[Figure record listings]
-=-=-=-=-
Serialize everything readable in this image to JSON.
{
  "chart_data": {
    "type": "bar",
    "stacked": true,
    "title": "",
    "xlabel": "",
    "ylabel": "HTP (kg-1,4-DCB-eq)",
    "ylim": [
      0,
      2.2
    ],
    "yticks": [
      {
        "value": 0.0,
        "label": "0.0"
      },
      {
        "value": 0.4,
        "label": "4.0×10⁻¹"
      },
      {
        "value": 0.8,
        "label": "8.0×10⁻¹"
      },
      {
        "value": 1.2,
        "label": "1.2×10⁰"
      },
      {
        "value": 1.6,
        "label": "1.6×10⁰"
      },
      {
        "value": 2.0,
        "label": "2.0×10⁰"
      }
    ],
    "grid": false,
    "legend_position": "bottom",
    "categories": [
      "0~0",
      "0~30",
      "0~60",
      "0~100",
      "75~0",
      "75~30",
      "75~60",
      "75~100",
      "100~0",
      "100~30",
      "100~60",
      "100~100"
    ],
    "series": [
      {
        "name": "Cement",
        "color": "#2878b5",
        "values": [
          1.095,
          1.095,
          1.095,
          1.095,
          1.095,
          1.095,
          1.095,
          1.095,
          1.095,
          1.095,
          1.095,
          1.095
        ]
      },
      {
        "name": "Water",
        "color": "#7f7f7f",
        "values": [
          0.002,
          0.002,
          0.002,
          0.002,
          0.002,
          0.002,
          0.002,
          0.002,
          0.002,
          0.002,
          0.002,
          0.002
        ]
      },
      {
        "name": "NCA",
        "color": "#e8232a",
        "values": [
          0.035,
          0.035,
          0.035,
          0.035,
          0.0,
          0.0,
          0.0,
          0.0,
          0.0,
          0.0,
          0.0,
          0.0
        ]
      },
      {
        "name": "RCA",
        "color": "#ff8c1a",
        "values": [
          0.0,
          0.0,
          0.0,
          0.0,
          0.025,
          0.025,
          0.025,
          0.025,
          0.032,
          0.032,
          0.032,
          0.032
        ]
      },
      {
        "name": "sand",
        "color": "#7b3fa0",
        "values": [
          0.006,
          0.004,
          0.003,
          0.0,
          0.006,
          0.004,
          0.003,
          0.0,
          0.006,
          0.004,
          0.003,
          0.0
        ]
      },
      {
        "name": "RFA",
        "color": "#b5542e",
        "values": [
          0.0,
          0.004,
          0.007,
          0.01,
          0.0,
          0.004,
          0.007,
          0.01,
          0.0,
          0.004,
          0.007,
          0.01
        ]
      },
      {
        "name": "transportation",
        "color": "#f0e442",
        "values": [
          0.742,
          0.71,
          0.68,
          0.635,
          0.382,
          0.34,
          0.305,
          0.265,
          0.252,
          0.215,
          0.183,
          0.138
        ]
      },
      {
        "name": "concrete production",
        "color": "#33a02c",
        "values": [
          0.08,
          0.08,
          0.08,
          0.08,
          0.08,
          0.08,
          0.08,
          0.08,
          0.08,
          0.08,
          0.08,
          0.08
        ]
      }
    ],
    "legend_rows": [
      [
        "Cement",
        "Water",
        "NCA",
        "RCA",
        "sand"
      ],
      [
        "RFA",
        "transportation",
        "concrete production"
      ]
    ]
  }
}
-=-=-=-=-
To be done: In the records above, find each line that holds the word "production"; copy all such lines.

Complete response:
        "name": "concrete production",
        "concrete production"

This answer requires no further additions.